*PROBLEM DETAILS*:
Gather up the lines that contain "TradingView".

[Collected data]
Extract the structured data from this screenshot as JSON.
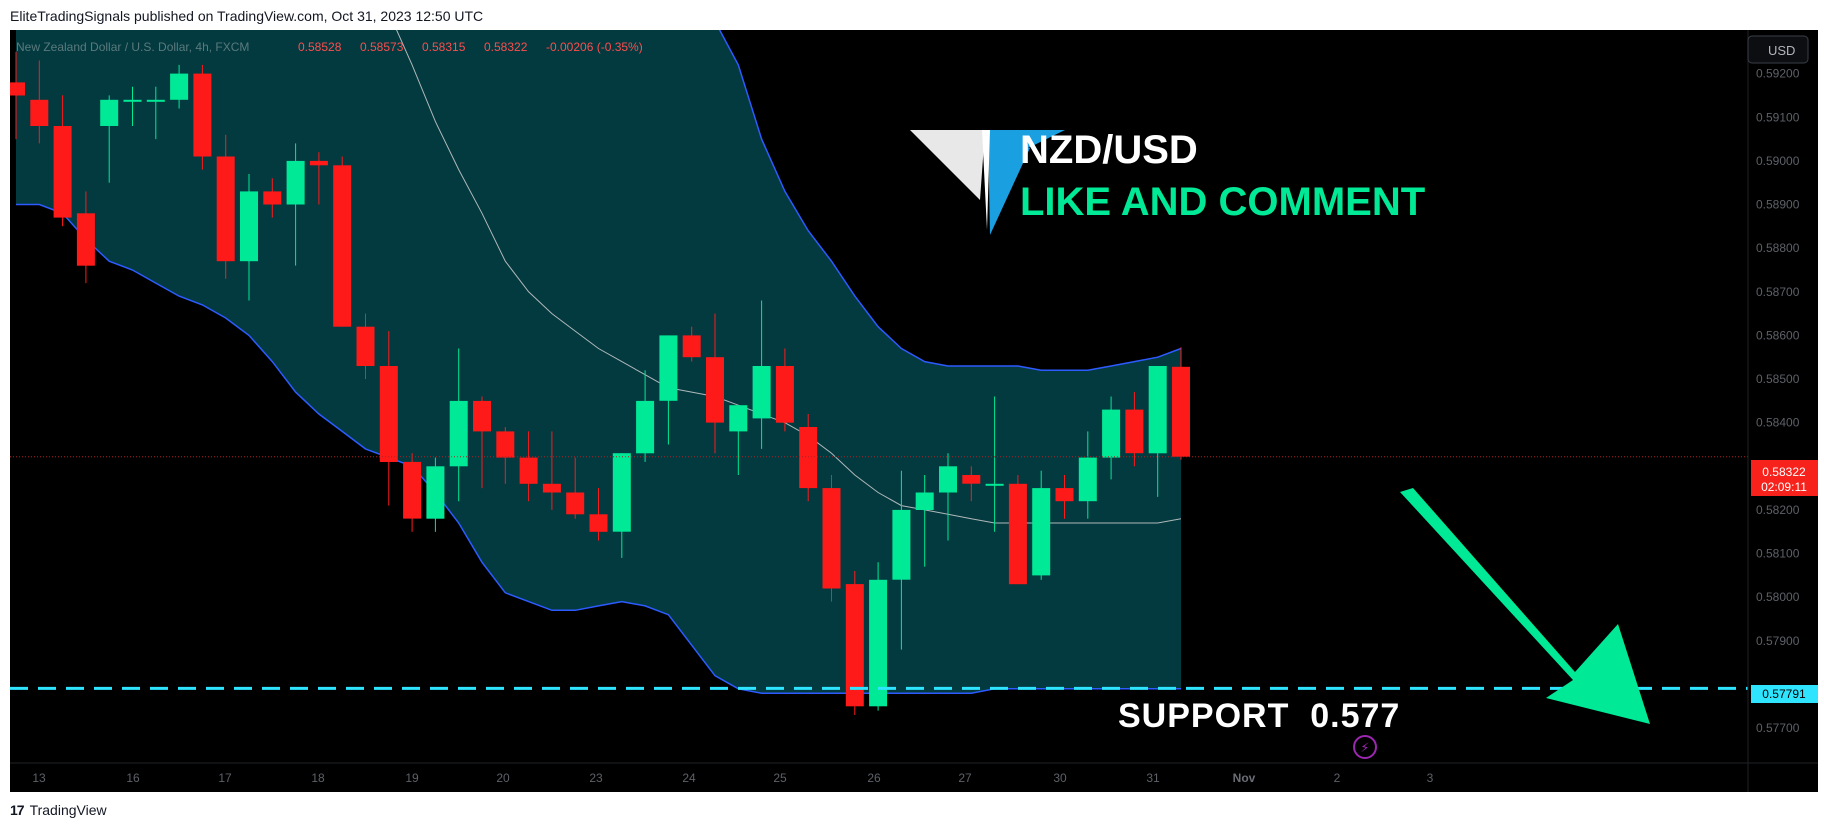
{
  "header": {
    "published": "EliteTradingSignals published on TradingView.com, Oct 31, 2023 12:50 UTC"
  },
  "footer": {
    "logo": "17",
    "brand": "TradingView"
  },
  "legend": {
    "symbol": "New Zealand Dollar / U.S. Dollar, 4h, FXCM",
    "open": "0.58528",
    "high": "0.58573",
    "low": "0.58315",
    "close": "0.58322",
    "change": "-0.00206 (-0.35%)"
  },
  "currency_label": "USD",
  "price_badge": {
    "price": "0.58322",
    "countdown": "02:09:11"
  },
  "support_badge": "0.57791",
  "overlay": {
    "title": "NZD/USD",
    "subtitle": "LIKE AND COMMENT",
    "support_text": "SUPPORT  0.577"
  },
  "chart_data": {
    "type": "candlestick",
    "instrument": "NZD/USD",
    "timeframe": "4h",
    "y_ticks": [
      "0.59200",
      "0.59100",
      "0.59000",
      "0.58900",
      "0.58800",
      "0.58700",
      "0.58600",
      "0.58500",
      "0.58400",
      "0.58300",
      "0.58200",
      "0.58100",
      "0.58000",
      "0.57900",
      "0.57700"
    ],
    "ylim": [
      0.5762,
      0.593
    ],
    "x_ticks": [
      "13",
      "16",
      "17",
      "18",
      "19",
      "20",
      "23",
      "24",
      "25",
      "26",
      "27",
      "30",
      "31",
      "Nov",
      "2",
      "3"
    ],
    "candles": [
      {
        "o": 0.5918,
        "h": 0.5925,
        "l": 0.5905,
        "c": 0.5915
      },
      {
        "o": 0.5914,
        "h": 0.5923,
        "l": 0.5904,
        "c": 0.5908
      },
      {
        "o": 0.5908,
        "h": 0.5915,
        "l": 0.5885,
        "c": 0.5887
      },
      {
        "o": 0.5888,
        "h": 0.5893,
        "l": 0.5872,
        "c": 0.5876
      },
      {
        "o": 0.5908,
        "h": 0.5915,
        "l": 0.5895,
        "c": 0.5914
      },
      {
        "o": 0.5914,
        "h": 0.5917,
        "l": 0.5908,
        "c": 0.5914
      },
      {
        "o": 0.5914,
        "h": 0.5917,
        "l": 0.5905,
        "c": 0.5914
      },
      {
        "o": 0.5914,
        "h": 0.5922,
        "l": 0.5912,
        "c": 0.592
      },
      {
        "o": 0.592,
        "h": 0.5922,
        "l": 0.5898,
        "c": 0.5901
      },
      {
        "o": 0.5901,
        "h": 0.5906,
        "l": 0.5873,
        "c": 0.5877
      },
      {
        "o": 0.5877,
        "h": 0.5897,
        "l": 0.5868,
        "c": 0.5893
      },
      {
        "o": 0.5893,
        "h": 0.5896,
        "l": 0.5887,
        "c": 0.589
      },
      {
        "o": 0.589,
        "h": 0.5904,
        "l": 0.5876,
        "c": 0.59
      },
      {
        "o": 0.59,
        "h": 0.5902,
        "l": 0.589,
        "c": 0.5899
      },
      {
        "o": 0.5899,
        "h": 0.5901,
        "l": 0.5862,
        "c": 0.5862
      },
      {
        "o": 0.5862,
        "h": 0.5865,
        "l": 0.585,
        "c": 0.5853
      },
      {
        "o": 0.5853,
        "h": 0.5861,
        "l": 0.5821,
        "c": 0.5831
      },
      {
        "o": 0.5831,
        "h": 0.5833,
        "l": 0.5815,
        "c": 0.5818
      },
      {
        "o": 0.5818,
        "h": 0.5832,
        "l": 0.5815,
        "c": 0.583
      },
      {
        "o": 0.583,
        "h": 0.5857,
        "l": 0.5822,
        "c": 0.5845
      },
      {
        "o": 0.5845,
        "h": 0.5846,
        "l": 0.5825,
        "c": 0.5838
      },
      {
        "o": 0.5838,
        "h": 0.5839,
        "l": 0.5826,
        "c": 0.5832
      },
      {
        "o": 0.5832,
        "h": 0.5838,
        "l": 0.5822,
        "c": 0.5826
      },
      {
        "o": 0.5826,
        "h": 0.5838,
        "l": 0.582,
        "c": 0.5824
      },
      {
        "o": 0.5824,
        "h": 0.5832,
        "l": 0.5818,
        "c": 0.5819
      },
      {
        "o": 0.5819,
        "h": 0.5825,
        "l": 0.5813,
        "c": 0.5815
      },
      {
        "o": 0.5815,
        "h": 0.5833,
        "l": 0.5809,
        "c": 0.5833
      },
      {
        "o": 0.5833,
        "h": 0.5852,
        "l": 0.5831,
        "c": 0.5845
      },
      {
        "o": 0.5845,
        "h": 0.586,
        "l": 0.5835,
        "c": 0.586
      },
      {
        "o": 0.586,
        "h": 0.5862,
        "l": 0.5854,
        "c": 0.5855
      },
      {
        "o": 0.5855,
        "h": 0.5865,
        "l": 0.5833,
        "c": 0.584
      },
      {
        "o": 0.5838,
        "h": 0.5844,
        "l": 0.5828,
        "c": 0.5844
      },
      {
        "o": 0.5841,
        "h": 0.5868,
        "l": 0.5834,
        "c": 0.5853
      },
      {
        "o": 0.5853,
        "h": 0.5857,
        "l": 0.5838,
        "c": 0.584
      },
      {
        "o": 0.5839,
        "h": 0.5842,
        "l": 0.5822,
        "c": 0.5825
      },
      {
        "o": 0.5825,
        "h": 0.5828,
        "l": 0.5799,
        "c": 0.5802
      },
      {
        "o": 0.5803,
        "h": 0.5806,
        "l": 0.5773,
        "c": 0.5775
      },
      {
        "o": 0.5775,
        "h": 0.5808,
        "l": 0.5774,
        "c": 0.5804
      },
      {
        "o": 0.5804,
        "h": 0.5829,
        "l": 0.5788,
        "c": 0.582
      },
      {
        "o": 0.582,
        "h": 0.5828,
        "l": 0.5807,
        "c": 0.5824
      },
      {
        "o": 0.5824,
        "h": 0.5833,
        "l": 0.5813,
        "c": 0.583
      },
      {
        "o": 0.5828,
        "h": 0.583,
        "l": 0.5822,
        "c": 0.5826
      },
      {
        "o": 0.5826,
        "h": 0.5846,
        "l": 0.5815,
        "c": 0.5826
      },
      {
        "o": 0.5826,
        "h": 0.5828,
        "l": 0.5803,
        "c": 0.5803
      },
      {
        "o": 0.5805,
        "h": 0.5829,
        "l": 0.5804,
        "c": 0.5825
      },
      {
        "o": 0.5825,
        "h": 0.5828,
        "l": 0.5818,
        "c": 0.5822
      },
      {
        "o": 0.5822,
        "h": 0.5838,
        "l": 0.5818,
        "c": 0.5832
      },
      {
        "o": 0.5832,
        "h": 0.5846,
        "l": 0.5827,
        "c": 0.5843
      },
      {
        "o": 0.5843,
        "h": 0.5847,
        "l": 0.583,
        "c": 0.5833
      },
      {
        "o": 0.5833,
        "h": 0.5853,
        "l": 0.5823,
        "c": 0.5853
      },
      {
        "o": 0.58528,
        "h": 0.58573,
        "l": 0.58315,
        "c": 0.58322
      }
    ],
    "bollinger": {
      "upper": [
        0.5935,
        0.5935,
        0.5935,
        0.5935,
        0.5935,
        0.5935,
        0.5935,
        0.5935,
        0.5935,
        0.5935,
        0.5935,
        0.5935,
        0.5935,
        0.5935,
        0.5935,
        0.5935,
        0.5935,
        0.5935,
        0.5935,
        0.5935,
        0.5935,
        0.5935,
        0.5935,
        0.5935,
        0.5935,
        0.5935,
        0.5935,
        0.5935,
        0.5935,
        0.5935,
        0.5932,
        0.5922,
        0.5905,
        0.5893,
        0.5884,
        0.5877,
        0.5869,
        0.5862,
        0.5857,
        0.5854,
        0.5853,
        0.5853,
        0.5853,
        0.5853,
        0.5852,
        0.5852,
        0.5852,
        0.5853,
        0.5854,
        0.5855,
        0.5857
      ],
      "middle": [
        0.5935,
        0.5935,
        0.5935,
        0.5935,
        0.5935,
        0.5935,
        0.5935,
        0.5935,
        0.5935,
        0.5935,
        0.5935,
        0.5935,
        0.5935,
        0.5935,
        0.5935,
        0.5935,
        0.5934,
        0.5922,
        0.5909,
        0.5898,
        0.5888,
        0.5877,
        0.587,
        0.5865,
        0.5861,
        0.5857,
        0.5854,
        0.5851,
        0.5848,
        0.5847,
        0.5846,
        0.5844,
        0.5842,
        0.584,
        0.5837,
        0.5833,
        0.5828,
        0.5824,
        0.5821,
        0.582,
        0.5819,
        0.5818,
        0.5817,
        0.5817,
        0.5817,
        0.5817,
        0.5817,
        0.5817,
        0.5817,
        0.5817,
        0.5818
      ],
      "lower": [
        0.589,
        0.589,
        0.5888,
        0.5882,
        0.5877,
        0.5875,
        0.5872,
        0.5869,
        0.5867,
        0.5864,
        0.586,
        0.5854,
        0.5847,
        0.5842,
        0.5838,
        0.5834,
        0.5832,
        0.583,
        0.5824,
        0.5817,
        0.5808,
        0.5801,
        0.5799,
        0.5797,
        0.5797,
        0.5798,
        0.5799,
        0.5798,
        0.5796,
        0.5789,
        0.5782,
        0.5779,
        0.5778,
        0.5778,
        0.5778,
        0.5778,
        0.5778,
        0.5778,
        0.5778,
        0.5778,
        0.5778,
        0.5778,
        0.5779,
        0.5779,
        0.5779,
        0.5779,
        0.5779,
        0.5779,
        0.5779,
        0.5779,
        0.5779
      ]
    },
    "support_level": 0.57791,
    "current_price": 0.58322,
    "colors": {
      "bull": "#00e996",
      "bear": "#ff1a1a",
      "band_fill": "#023a40",
      "band_line": "#2d5bff",
      "ma_line": "#b0b8b8",
      "support_line": "#2ee4ff",
      "arrow": "#00e996",
      "price_badge": "#f7221b",
      "background": "#000000"
    }
  }
}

*FULL RESPONSE*:
    "published": "EliteTradingSignals published on TradingView.com, Oct 31, 2023 12:50 UTC"
    "brand": "TradingView"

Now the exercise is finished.